◆ Dataset rows
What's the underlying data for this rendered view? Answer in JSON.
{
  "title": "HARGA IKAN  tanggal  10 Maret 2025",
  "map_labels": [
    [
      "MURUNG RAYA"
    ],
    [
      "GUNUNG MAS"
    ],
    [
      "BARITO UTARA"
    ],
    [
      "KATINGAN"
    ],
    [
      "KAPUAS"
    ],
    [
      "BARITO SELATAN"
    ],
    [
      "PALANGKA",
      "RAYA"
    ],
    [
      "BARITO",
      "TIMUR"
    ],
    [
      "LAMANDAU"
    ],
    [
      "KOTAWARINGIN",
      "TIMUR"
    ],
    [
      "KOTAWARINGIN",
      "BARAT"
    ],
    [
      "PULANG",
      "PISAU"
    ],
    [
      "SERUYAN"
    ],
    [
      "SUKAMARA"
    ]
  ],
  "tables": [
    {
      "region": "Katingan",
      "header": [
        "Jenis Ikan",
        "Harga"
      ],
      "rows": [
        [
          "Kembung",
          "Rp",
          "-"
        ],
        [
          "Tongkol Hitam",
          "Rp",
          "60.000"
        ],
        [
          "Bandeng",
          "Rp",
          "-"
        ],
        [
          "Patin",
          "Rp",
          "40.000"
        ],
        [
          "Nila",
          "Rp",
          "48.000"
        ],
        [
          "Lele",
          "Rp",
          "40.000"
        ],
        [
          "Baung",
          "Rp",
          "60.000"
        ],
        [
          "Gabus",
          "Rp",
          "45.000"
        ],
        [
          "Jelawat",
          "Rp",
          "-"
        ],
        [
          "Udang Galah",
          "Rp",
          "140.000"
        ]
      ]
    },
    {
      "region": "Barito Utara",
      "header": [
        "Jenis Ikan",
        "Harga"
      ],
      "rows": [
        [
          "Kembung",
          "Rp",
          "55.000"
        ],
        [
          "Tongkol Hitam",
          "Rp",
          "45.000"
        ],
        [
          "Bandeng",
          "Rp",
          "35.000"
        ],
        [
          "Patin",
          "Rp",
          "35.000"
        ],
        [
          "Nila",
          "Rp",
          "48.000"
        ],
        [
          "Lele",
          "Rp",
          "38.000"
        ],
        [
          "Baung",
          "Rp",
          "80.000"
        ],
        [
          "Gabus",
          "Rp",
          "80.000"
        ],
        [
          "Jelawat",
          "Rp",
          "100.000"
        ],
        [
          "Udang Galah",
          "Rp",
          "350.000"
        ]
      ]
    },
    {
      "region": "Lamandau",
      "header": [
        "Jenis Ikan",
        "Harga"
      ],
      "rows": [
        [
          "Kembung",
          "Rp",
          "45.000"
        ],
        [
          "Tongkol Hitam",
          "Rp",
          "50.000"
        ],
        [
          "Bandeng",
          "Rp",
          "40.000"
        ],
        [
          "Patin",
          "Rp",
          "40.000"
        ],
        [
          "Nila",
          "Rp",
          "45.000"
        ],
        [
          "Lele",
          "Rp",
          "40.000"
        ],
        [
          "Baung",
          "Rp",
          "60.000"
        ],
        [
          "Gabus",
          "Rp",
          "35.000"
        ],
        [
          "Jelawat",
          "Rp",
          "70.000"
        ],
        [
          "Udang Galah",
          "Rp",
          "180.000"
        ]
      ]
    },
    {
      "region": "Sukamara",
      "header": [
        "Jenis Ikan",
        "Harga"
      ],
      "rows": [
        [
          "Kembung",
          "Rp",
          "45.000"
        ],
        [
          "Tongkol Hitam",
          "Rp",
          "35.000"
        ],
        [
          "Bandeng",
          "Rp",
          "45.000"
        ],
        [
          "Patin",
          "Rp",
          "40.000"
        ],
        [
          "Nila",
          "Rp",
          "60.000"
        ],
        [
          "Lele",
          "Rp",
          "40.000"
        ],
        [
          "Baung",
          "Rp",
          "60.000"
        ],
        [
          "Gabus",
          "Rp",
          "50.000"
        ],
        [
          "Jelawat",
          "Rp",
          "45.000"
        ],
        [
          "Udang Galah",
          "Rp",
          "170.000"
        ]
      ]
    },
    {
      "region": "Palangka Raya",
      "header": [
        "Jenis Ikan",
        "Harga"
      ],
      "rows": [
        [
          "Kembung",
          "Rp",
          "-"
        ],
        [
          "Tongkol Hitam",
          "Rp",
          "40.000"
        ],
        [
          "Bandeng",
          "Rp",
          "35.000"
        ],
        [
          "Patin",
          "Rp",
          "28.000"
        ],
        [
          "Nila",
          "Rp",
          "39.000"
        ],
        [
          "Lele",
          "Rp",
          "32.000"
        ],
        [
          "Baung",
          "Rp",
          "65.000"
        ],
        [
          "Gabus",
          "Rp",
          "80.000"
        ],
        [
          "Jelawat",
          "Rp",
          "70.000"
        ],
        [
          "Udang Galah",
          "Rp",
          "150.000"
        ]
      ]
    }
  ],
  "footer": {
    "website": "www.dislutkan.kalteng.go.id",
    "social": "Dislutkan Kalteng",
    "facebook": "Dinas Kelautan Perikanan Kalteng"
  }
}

◆ Description of the task
All of the data needs to be reproduced exactly, with no line missing.

◆ Expected answer
What's the underlying data for this rendered view? Answer in JSON.
{
  "title": "HARGA IKAN  tanggal  10 Maret 2025",
  "map_labels": [
    [
      "MURUNG RAYA"
    ],
    [
      "GUNUNG MAS"
    ],
    [
      "BARITO UTARA"
    ],
    [
      "KATINGAN"
    ],
    [
      "KAPUAS"
    ],
    [
      "BARITO SELATAN"
    ],
    [
      "PALANGKA",
      "RAYA"
    ],
    [
      "BARITO",
      "TIMUR"
    ],
    [
      "LAMANDAU"
    ],
    [
      "KOTAWARINGIN",
      "TIMUR"
    ],
    [
      "KOTAWARINGIN",
      "BARAT"
    ],
    [
      "PULANG",
      "PISAU"
    ],
    [
      "SERUYAN"
    ],
    [
      "SUKAMARA"
    ]
  ],
  "tables": [
    {
      "region": "Katingan",
      "header": [
        "Jenis Ikan",
        "Harga"
      ],
      "rows": [
        [
          "Kembung",
          "Rp",
          "-"
        ],
        [
          "Tongkol Hitam",
          "Rp",
          "60.000"
        ],
        [
          "Bandeng",
          "Rp",
          "-"
        ],
        [
          "Patin",
          "Rp",
          "40.000"
        ],
        [
          "Nila",
          "Rp",
          "48.000"
        ],
        [
          "Lele",
          "Rp",
          "40.000"
        ],
        [
          "Baung",
          "Rp",
          "60.000"
        ],
        [
          "Gabus",
          "Rp",
          "45.000"
        ],
        [
          "Jelawat",
          "Rp",
          "-"
        ],
        [
          "Udang Galah",
          "Rp",
          "140.000"
        ]
      ]
    },
    {
      "region": "Barito Utara",
      "header": [
        "Jenis Ikan",
        "Harga"
      ],
      "rows": [
        [
          "Kembung",
          "Rp",
          "55.000"
        ],
        [
          "Tongkol Hitam",
          "Rp",
          "45.000"
        ],
        [
          "Bandeng",
          "Rp",
          "35.000"
        ],
        [
          "Patin",
          "Rp",
          "35.000"
        ],
        [
          "Nila",
          "Rp",
          "48.000"
        ],
        [
          "Lele",
          "Rp",
          "38.000"
        ],
        [
          "Baung",
          "Rp",
          "80.000"
        ],
        [
          "Gabus",
          "Rp",
          "80.000"
        ],
        [
          "Jelawat",
          "Rp",
          "100.000"
        ],
        [
          "Udang Galah",
          "Rp",
          "350.000"
        ]
      ]
    },
    {
      "region": "Lamandau",
      "header": [
        "Jenis Ikan",
        "Harga"
      ],
      "rows": [
        [
          "Kembung",
          "Rp",
          "45.000"
        ],
        [
          "Tongkol Hitam",
          "Rp",
          "50.000"
        ],
        [
          "Bandeng",
          "Rp",
          "40.000"
        ],
        [
          "Patin",
          "Rp",
          "40.000"
        ],
        [
          "Nila",
          "Rp",
          "45.000"
        ],
        [
          "Lele",
          "Rp",
          "40.000"
        ],
        [
          "Baung",
          "Rp",
          "60.000"
        ],
        [
          "Gabus",
          "Rp",
          "35.000"
        ],
        [
          "Jelawat",
          "Rp",
          "70.000"
        ],
        [
          "Udang Galah",
          "Rp",
          "180.000"
        ]
      ]
    },
    {
      "region": "Sukamara",
      "header": [
        "Jenis Ikan",
        "Harga"
      ],
      "rows": [
        [
          "Kembung",
          "Rp",
          "45.000"
        ],
        [
          "Tongkol Hitam",
          "Rp",
          "35.000"
        ],
        [
          "Bandeng",
          "Rp",
          "45.000"
        ],
        [
          "Patin",
          "Rp",
          "40.000"
        ],
        [
          "Nila",
          "Rp",
          "60.000"
        ],
        [
          "Lele",
          "Rp",
          "40.000"
        ],
        [
          "Baung",
          "Rp",
          "60.000"
        ],
        [
          "Gabus",
          "Rp",
          "50.000"
        ],
        [
          "Jelawat",
          "Rp",
          "45.000"
        ],
        [
          "Udang Galah",
          "Rp",
          "170.000"
        ]
      ]
    },
    {
      "region": "Palangka Raya",
      "header": [
        "Jenis Ikan",
        "Harga"
      ],
      "rows": [
        [
          "Kembung",
          "Rp",
          "-"
        ],
        [
          "Tongkol Hitam",
          "Rp",
          "40.000"
        ],
        [
          "Bandeng",
          "Rp",
          "35.000"
        ],
        [
          "Patin",
          "Rp",
          "28.000"
        ],
        [
          "Nila",
          "Rp",
          "39.000"
        ],
        [
          "Lele",
          "Rp",
          "32.000"
        ],
        [
          "Baung",
          "Rp",
          "65.000"
        ],
        [
          "Gabus",
          "Rp",
          "80.000"
        ],
        [
          "Jelawat",
          "Rp",
          "70.000"
        ],
        [
          "Udang Galah",
          "Rp",
          "150.000"
        ]
      ]
    }
  ],
  "footer": {
    "website": "www.dislutkan.kalteng.go.id",
    "social": "Dislutkan Kalteng",
    "facebook": "Dinas Kelautan Perikanan Kalteng"
  }
}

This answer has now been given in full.